Reproduce all the lines exactly as they stand, apart from the pictures.
BEGIN Data shown
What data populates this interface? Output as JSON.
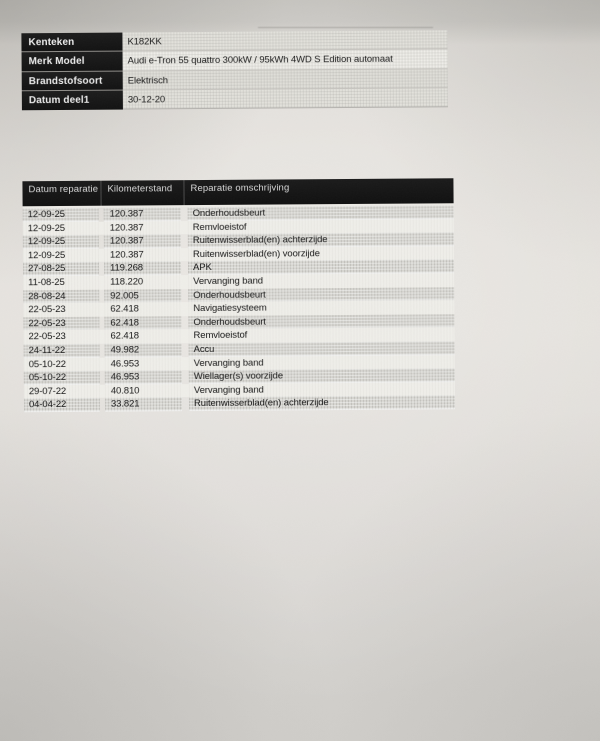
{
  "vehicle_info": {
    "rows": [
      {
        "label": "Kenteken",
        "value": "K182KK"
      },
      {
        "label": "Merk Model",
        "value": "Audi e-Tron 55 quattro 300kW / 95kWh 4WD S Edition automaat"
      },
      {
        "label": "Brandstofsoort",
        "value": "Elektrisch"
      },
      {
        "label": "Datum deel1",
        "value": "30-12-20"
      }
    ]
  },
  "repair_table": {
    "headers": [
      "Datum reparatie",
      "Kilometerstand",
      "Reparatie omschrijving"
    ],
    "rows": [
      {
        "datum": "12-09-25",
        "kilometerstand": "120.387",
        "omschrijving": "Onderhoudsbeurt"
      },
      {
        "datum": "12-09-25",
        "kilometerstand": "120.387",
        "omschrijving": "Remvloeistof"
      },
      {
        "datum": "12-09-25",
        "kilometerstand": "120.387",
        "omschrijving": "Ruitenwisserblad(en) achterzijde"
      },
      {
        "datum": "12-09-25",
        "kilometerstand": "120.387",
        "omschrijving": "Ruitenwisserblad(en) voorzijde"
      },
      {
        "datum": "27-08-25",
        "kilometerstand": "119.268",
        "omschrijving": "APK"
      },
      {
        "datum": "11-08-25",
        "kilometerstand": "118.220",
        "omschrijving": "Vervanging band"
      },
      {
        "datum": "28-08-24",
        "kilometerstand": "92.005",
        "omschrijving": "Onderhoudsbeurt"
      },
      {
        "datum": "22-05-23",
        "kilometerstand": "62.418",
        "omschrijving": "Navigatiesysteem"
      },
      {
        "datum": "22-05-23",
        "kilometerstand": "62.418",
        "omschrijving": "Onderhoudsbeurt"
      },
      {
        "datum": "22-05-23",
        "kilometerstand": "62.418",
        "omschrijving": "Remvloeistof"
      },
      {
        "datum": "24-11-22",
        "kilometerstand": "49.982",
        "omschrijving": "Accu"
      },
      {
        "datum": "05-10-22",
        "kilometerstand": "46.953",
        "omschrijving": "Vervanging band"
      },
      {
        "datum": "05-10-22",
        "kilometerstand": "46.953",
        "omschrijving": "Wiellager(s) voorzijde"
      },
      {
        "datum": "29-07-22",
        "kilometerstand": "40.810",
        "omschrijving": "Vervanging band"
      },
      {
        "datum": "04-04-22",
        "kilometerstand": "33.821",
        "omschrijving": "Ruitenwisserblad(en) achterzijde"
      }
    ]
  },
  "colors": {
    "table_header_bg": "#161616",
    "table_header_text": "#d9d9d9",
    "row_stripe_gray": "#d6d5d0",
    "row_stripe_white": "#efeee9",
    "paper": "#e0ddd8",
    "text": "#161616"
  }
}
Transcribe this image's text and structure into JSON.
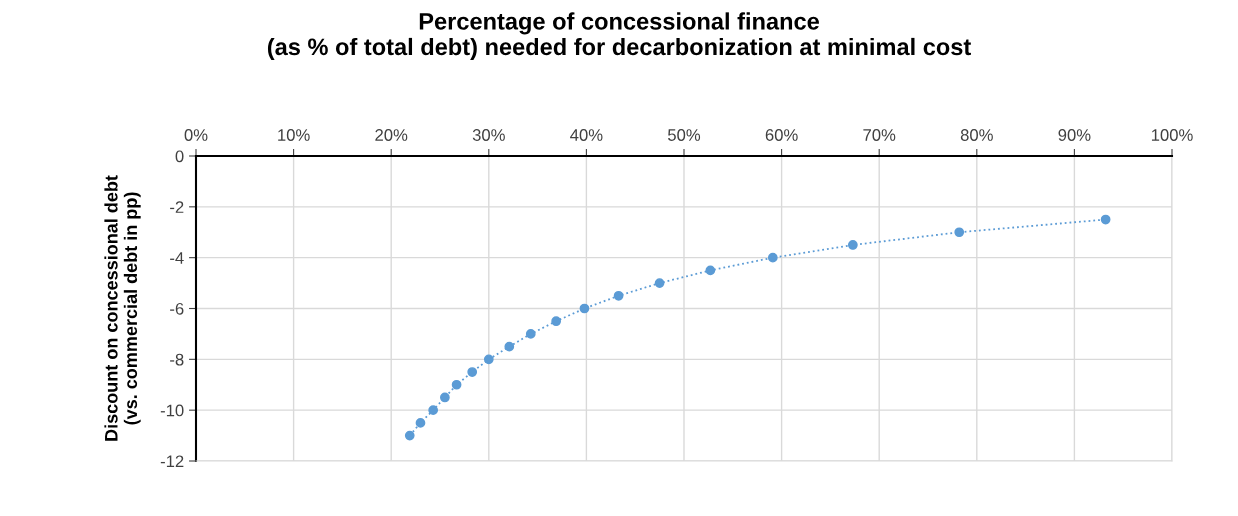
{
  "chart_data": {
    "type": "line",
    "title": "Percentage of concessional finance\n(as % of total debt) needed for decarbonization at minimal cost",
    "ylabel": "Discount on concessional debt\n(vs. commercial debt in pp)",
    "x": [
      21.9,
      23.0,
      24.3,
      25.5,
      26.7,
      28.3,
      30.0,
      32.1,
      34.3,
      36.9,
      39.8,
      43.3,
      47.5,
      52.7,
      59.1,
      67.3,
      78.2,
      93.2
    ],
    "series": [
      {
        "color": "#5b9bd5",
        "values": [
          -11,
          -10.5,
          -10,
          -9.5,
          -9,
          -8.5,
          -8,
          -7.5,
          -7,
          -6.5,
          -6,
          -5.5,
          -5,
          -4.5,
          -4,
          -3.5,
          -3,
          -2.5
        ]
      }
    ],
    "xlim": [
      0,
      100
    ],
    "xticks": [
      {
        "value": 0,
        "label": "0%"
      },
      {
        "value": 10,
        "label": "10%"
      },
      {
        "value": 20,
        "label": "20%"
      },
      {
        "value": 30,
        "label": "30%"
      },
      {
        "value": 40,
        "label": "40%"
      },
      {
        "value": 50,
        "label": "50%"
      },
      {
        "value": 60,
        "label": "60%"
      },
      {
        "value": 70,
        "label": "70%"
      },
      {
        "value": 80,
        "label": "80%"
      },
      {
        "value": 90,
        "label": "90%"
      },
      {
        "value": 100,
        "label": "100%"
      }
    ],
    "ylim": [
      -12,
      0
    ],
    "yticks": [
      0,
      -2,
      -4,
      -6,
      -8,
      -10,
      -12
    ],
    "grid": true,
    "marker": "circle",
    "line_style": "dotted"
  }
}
END Data shown
### Problem solution
What data populates this interface? Output as JSON.
{
  "vehicle_info": {
    "rows": [
      {
        "label": "Kenteken",
        "value": "K182KK"
      },
      {
        "label": "Merk Model",
        "value": "Audi e-Tron 55 quattro 300kW / 95kWh 4WD S Edition automaat"
      },
      {
        "label": "Brandstofsoort",
        "value": "Elektrisch"
      },
      {
        "label": "Datum deel1",
        "value": "30-12-20"
      }
    ]
  },
  "repair_table": {
    "headers": [
      "Datum reparatie",
      "Kilometerstand",
      "Reparatie omschrijving"
    ],
    "rows": [
      {
        "datum": "12-09-25",
        "kilometerstand": "120.387",
        "omschrijving": "Onderhoudsbeurt"
      },
      {
        "datum": "12-09-25",
        "kilometerstand": "120.387",
        "omschrijving": "Remvloeistof"
      },
      {
        "datum": "12-09-25",
        "kilometerstand": "120.387",
        "omschrijving": "Ruitenwisserblad(en) achterzijde"
      },
      {
        "datum": "12-09-25",
        "kilometerstand": "120.387",
        "omschrijving": "Ruitenwisserblad(en) voorzijde"
      },
      {
        "datum": "27-08-25",
        "kilometerstand": "119.268",
        "omschrijving": "APK"
      },
      {
        "datum": "11-08-25",
        "kilometerstand": "118.220",
        "omschrijving": "Vervanging band"
      },
      {
        "datum": "28-08-24",
        "kilometerstand": "92.005",
        "omschrijving": "Onderhoudsbeurt"
      },
      {
        "datum": "22-05-23",
        "kilometerstand": "62.418",
        "omschrijving": "Navigatiesysteem"
      },
      {
        "datum": "22-05-23",
        "kilometerstand": "62.418",
        "omschrijving": "Onderhoudsbeurt"
      },
      {
        "datum": "22-05-23",
        "kilometerstand": "62.418",
        "omschrijving": "Remvloeistof"
      },
      {
        "datum": "24-11-22",
        "kilometerstand": "49.982",
        "omschrijving": "Accu"
      },
      {
        "datum": "05-10-22",
        "kilometerstand": "46.953",
        "omschrijving": "Vervanging band"
      },
      {
        "datum": "05-10-22",
        "kilometerstand": "46.953",
        "omschrijving": "Wiellager(s) voorzijde"
      },
      {
        "datum": "29-07-22",
        "kilometerstand": "40.810",
        "omschrijving": "Vervanging band"
      },
      {
        "datum": "04-04-22",
        "kilometerstand": "33.821",
        "omschrijving": "Ruitenwisserblad(en) achterzijde"
      }
    ]
  },
  "colors": {
    "table_header_bg": "#161616",
    "table_header_text": "#d9d9d9",
    "row_stripe_gray": "#d6d5d0",
    "row_stripe_white": "#efeee9",
    "paper": "#e0ddd8",
    "text": "#161616"
  }
}
Transcribe this image's text and structure into JSON.
{
  "chart_data": {
    "type": "line",
    "title": "Percentage of concessional finance\n(as % of total debt) needed for decarbonization at minimal cost",
    "ylabel": "Discount on concessional debt\n(vs. commercial debt in pp)",
    "x": [
      21.9,
      23.0,
      24.3,
      25.5,
      26.7,
      28.3,
      30.0,
      32.1,
      34.3,
      36.9,
      39.8,
      43.3,
      47.5,
      52.7,
      59.1,
      67.3,
      78.2,
      93.2
    ],
    "series": [
      {
        "color": "#5b9bd5",
        "values": [
          -11,
          -10.5,
          -10,
          -9.5,
          -9,
          -8.5,
          -8,
          -7.5,
          -7,
          -6.5,
          -6,
          -5.5,
          -5,
          -4.5,
          -4,
          -3.5,
          -3,
          -2.5
        ]
      }
    ],
    "xlim": [
      0,
      100
    ],
    "xticks": [
      {
        "value": 0,
        "label": "0%"
      },
      {
        "value": 10,
        "label": "10%"
      },
      {
        "value": 20,
        "label": "20%"
      },
      {
        "value": 30,
        "label": "30%"
      },
      {
        "value": 40,
        "label": "40%"
      },
      {
        "value": 50,
        "label": "50%"
      },
      {
        "value": 60,
        "label": "60%"
      },
      {
        "value": 70,
        "label": "70%"
      },
      {
        "value": 80,
        "label": "80%"
      },
      {
        "value": 90,
        "label": "90%"
      },
      {
        "value": 100,
        "label": "100%"
      }
    ],
    "ylim": [
      -12,
      0
    ],
    "yticks": [
      0,
      -2,
      -4,
      -6,
      -8,
      -10,
      -12
    ],
    "grid": true,
    "marker": "circle",
    "line_style": "dotted"
  }
}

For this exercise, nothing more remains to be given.